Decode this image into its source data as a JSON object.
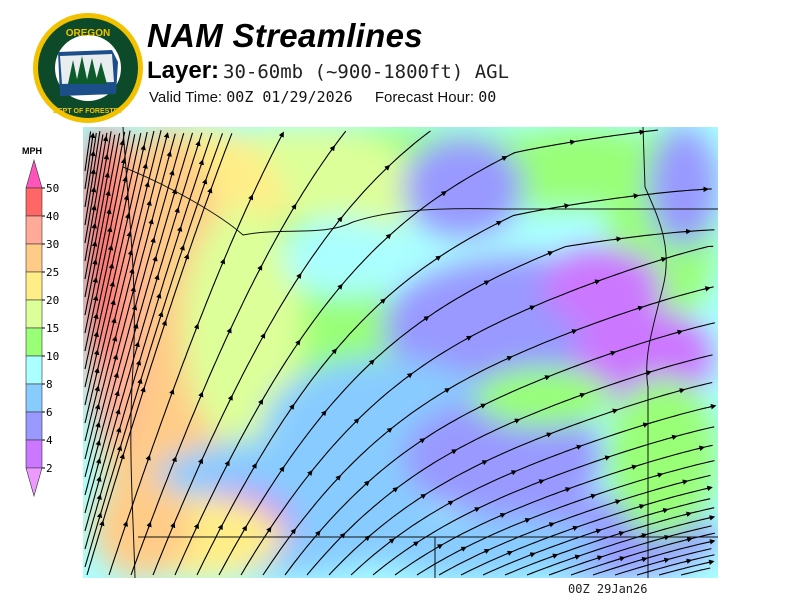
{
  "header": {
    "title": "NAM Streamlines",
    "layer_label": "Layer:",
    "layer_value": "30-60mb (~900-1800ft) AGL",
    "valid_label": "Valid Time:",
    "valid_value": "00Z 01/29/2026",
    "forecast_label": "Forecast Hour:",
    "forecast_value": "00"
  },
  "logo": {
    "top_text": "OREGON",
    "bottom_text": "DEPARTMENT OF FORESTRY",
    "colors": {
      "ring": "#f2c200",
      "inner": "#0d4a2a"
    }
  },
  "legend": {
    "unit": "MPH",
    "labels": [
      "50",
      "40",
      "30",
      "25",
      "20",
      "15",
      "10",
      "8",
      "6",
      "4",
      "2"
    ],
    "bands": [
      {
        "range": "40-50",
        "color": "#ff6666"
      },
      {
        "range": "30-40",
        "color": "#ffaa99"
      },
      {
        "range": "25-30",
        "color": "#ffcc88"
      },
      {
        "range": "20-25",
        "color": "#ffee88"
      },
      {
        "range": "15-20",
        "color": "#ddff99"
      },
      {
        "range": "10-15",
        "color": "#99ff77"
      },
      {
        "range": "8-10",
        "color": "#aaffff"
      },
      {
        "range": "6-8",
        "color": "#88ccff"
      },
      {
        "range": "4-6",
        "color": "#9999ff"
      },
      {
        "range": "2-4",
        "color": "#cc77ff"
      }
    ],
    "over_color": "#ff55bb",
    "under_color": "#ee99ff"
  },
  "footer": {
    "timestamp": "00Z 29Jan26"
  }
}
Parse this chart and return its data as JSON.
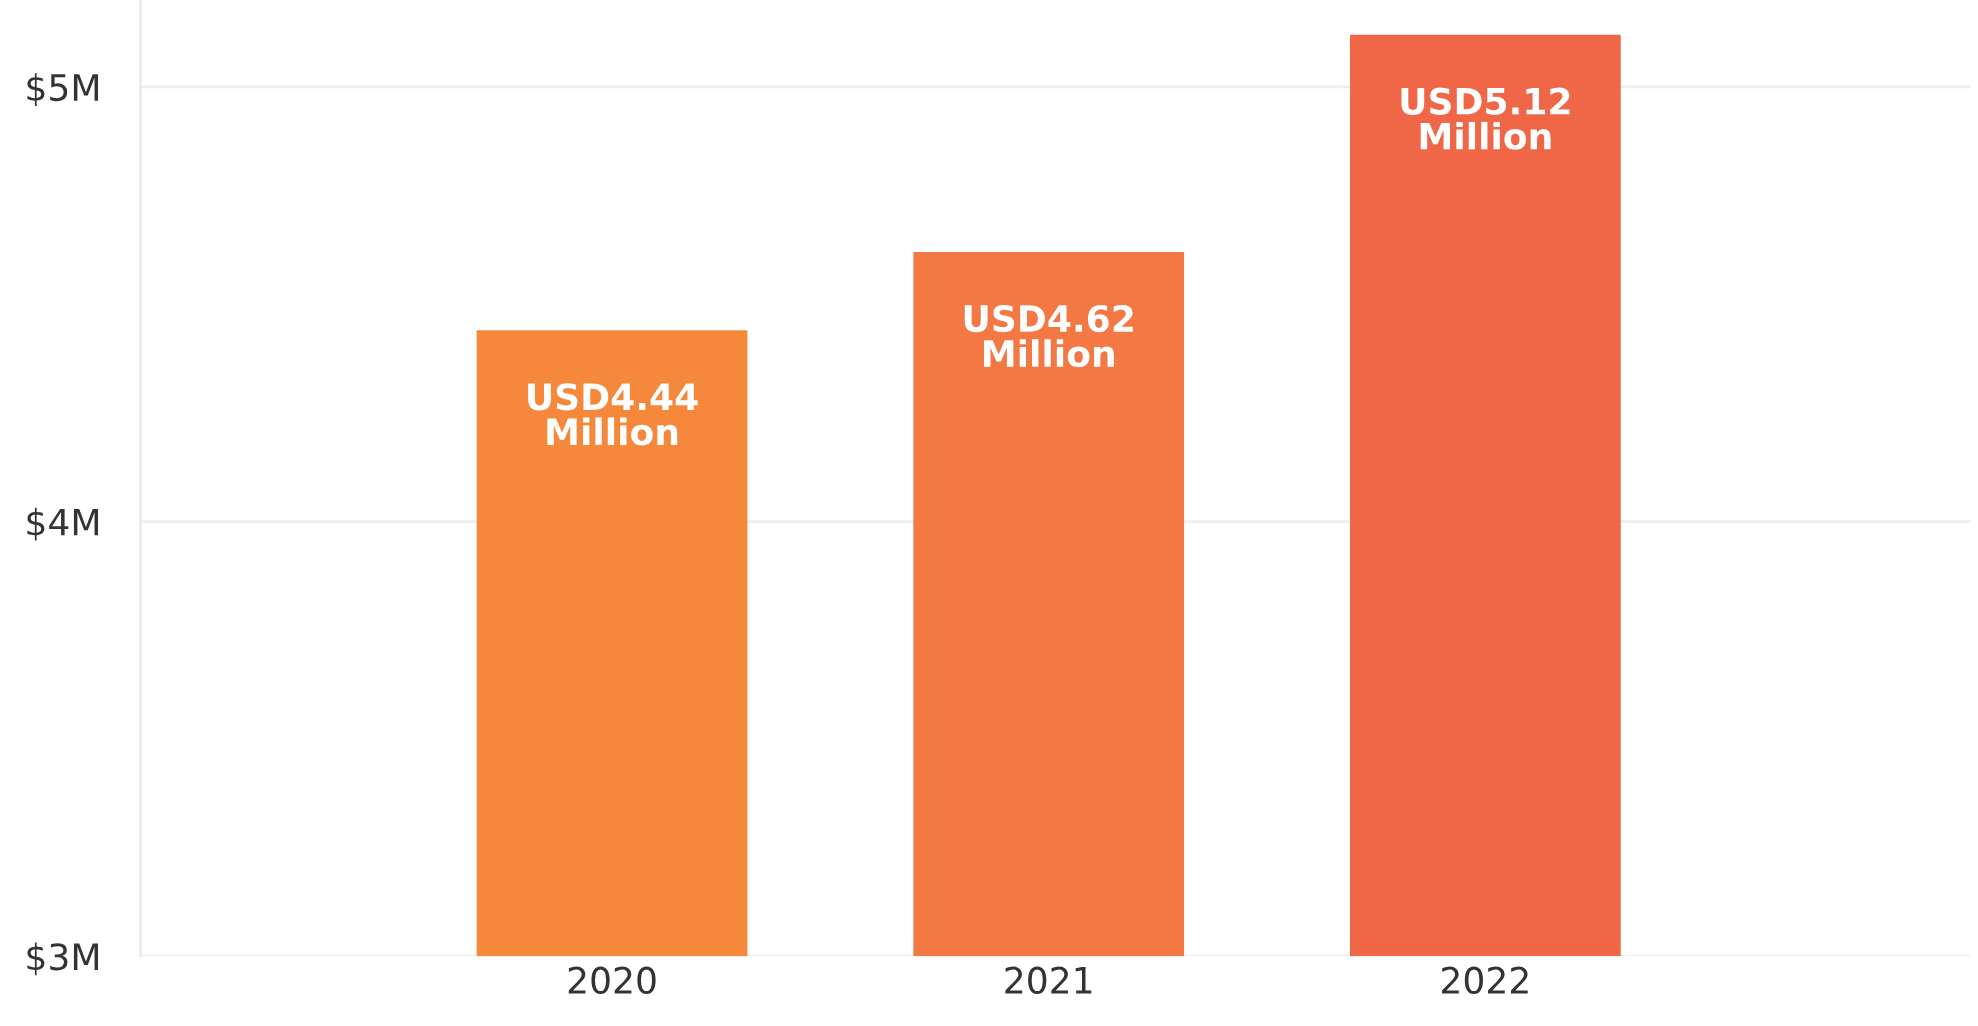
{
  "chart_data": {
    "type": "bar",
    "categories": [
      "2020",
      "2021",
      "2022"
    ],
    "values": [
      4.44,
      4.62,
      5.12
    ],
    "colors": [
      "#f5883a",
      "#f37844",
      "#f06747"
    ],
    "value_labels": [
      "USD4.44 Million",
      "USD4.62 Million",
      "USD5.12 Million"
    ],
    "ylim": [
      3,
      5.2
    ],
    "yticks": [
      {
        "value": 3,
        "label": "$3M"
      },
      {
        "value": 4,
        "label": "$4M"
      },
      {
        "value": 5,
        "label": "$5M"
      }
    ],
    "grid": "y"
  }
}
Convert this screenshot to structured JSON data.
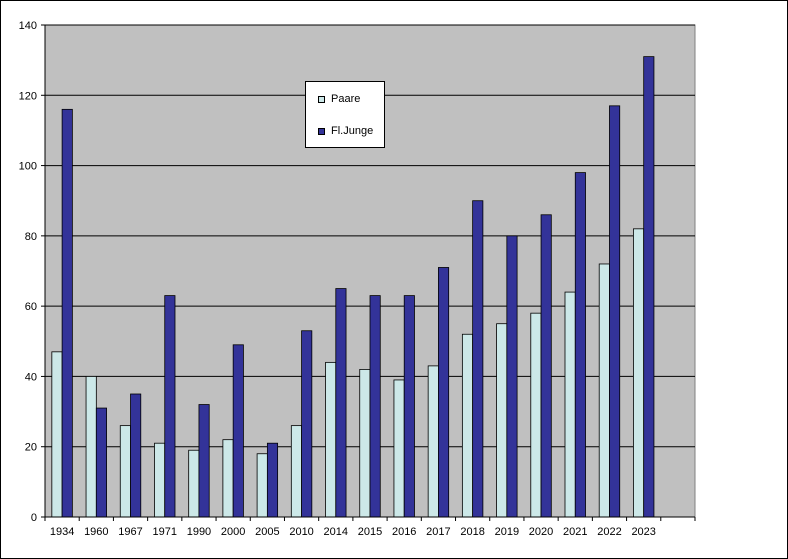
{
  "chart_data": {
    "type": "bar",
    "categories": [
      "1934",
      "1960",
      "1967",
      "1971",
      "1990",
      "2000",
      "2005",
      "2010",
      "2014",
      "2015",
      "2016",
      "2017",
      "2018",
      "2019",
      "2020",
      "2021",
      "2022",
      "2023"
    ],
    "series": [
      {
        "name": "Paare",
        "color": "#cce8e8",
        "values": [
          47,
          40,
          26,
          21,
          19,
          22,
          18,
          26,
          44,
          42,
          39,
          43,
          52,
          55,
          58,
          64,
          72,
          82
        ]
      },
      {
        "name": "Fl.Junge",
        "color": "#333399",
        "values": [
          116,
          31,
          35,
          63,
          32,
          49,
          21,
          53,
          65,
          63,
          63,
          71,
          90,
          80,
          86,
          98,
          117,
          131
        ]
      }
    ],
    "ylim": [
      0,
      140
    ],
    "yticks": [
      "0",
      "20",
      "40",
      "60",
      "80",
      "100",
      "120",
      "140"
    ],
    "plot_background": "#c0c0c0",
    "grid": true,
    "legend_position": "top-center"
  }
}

__________

> _PROBLEM TO WORK ON_
Reproduce each entry precisely. Leave the pictures out.

> _SOLUTION TO THIS EXERCISE_
Decode this image into its source data as a JSON object.
{
  "header": {
    "title": "NAM Streamlines",
    "layer_label": "Layer:",
    "layer_value": "30-60mb (~900-1800ft) AGL",
    "valid_label": "Valid Time:",
    "valid_value": "00Z 01/29/2026",
    "forecast_label": "Forecast Hour:",
    "forecast_value": "00"
  },
  "logo": {
    "top_text": "OREGON",
    "bottom_text": "DEPARTMENT OF FORESTRY",
    "colors": {
      "ring": "#f2c200",
      "inner": "#0d4a2a"
    }
  },
  "legend": {
    "unit": "MPH",
    "labels": [
      "50",
      "40",
      "30",
      "25",
      "20",
      "15",
      "10",
      "8",
      "6",
      "4",
      "2"
    ],
    "bands": [
      {
        "range": "40-50",
        "color": "#ff6666"
      },
      {
        "range": "30-40",
        "color": "#ffaa99"
      },
      {
        "range": "25-30",
        "color": "#ffcc88"
      },
      {
        "range": "20-25",
        "color": "#ffee88"
      },
      {
        "range": "15-20",
        "color": "#ddff99"
      },
      {
        "range": "10-15",
        "color": "#99ff77"
      },
      {
        "range": "8-10",
        "color": "#aaffff"
      },
      {
        "range": "6-8",
        "color": "#88ccff"
      },
      {
        "range": "4-6",
        "color": "#9999ff"
      },
      {
        "range": "2-4",
        "color": "#cc77ff"
      }
    ],
    "over_color": "#ff55bb",
    "under_color": "#ee99ff"
  },
  "footer": {
    "timestamp": "00Z 29Jan26"
  }
}
Parse this chart and return its data as JSON.
{
  "chart_data": {
    "type": "bar",
    "categories": [
      "2020",
      "2021",
      "2022"
    ],
    "values": [
      4.44,
      4.62,
      5.12
    ],
    "colors": [
      "#f5883a",
      "#f37844",
      "#f06747"
    ],
    "value_labels": [
      "USD4.44 Million",
      "USD4.62 Million",
      "USD5.12 Million"
    ],
    "ylim": [
      3,
      5.2
    ],
    "yticks": [
      {
        "value": 3,
        "label": "$3M"
      },
      {
        "value": 4,
        "label": "$4M"
      },
      {
        "value": 5,
        "label": "$5M"
      }
    ],
    "grid": "y"
  }
}
Convert this screenshot to structured JSON data.
{
  "chart_data": {
    "type": "bar",
    "categories": [
      "1934",
      "1960",
      "1967",
      "1971",
      "1990",
      "2000",
      "2005",
      "2010",
      "2014",
      "2015",
      "2016",
      "2017",
      "2018",
      "2019",
      "2020",
      "2021",
      "2022",
      "2023"
    ],
    "series": [
      {
        "name": "Paare",
        "color": "#cce8e8",
        "values": [
          47,
          40,
          26,
          21,
          19,
          22,
          18,
          26,
          44,
          42,
          39,
          43,
          52,
          55,
          58,
          64,
          72,
          82
        ]
      },
      {
        "name": "Fl.Junge",
        "color": "#333399",
        "values": [
          116,
          31,
          35,
          63,
          32,
          49,
          21,
          53,
          65,
          63,
          63,
          71,
          90,
          80,
          86,
          98,
          117,
          131
        ]
      }
    ],
    "ylim": [
      0,
      140
    ],
    "yticks": [
      "0",
      "20",
      "40",
      "60",
      "80",
      "100",
      "120",
      "140"
    ],
    "plot_background": "#c0c0c0",
    "grid": true,
    "legend_position": "top-center"
  }
}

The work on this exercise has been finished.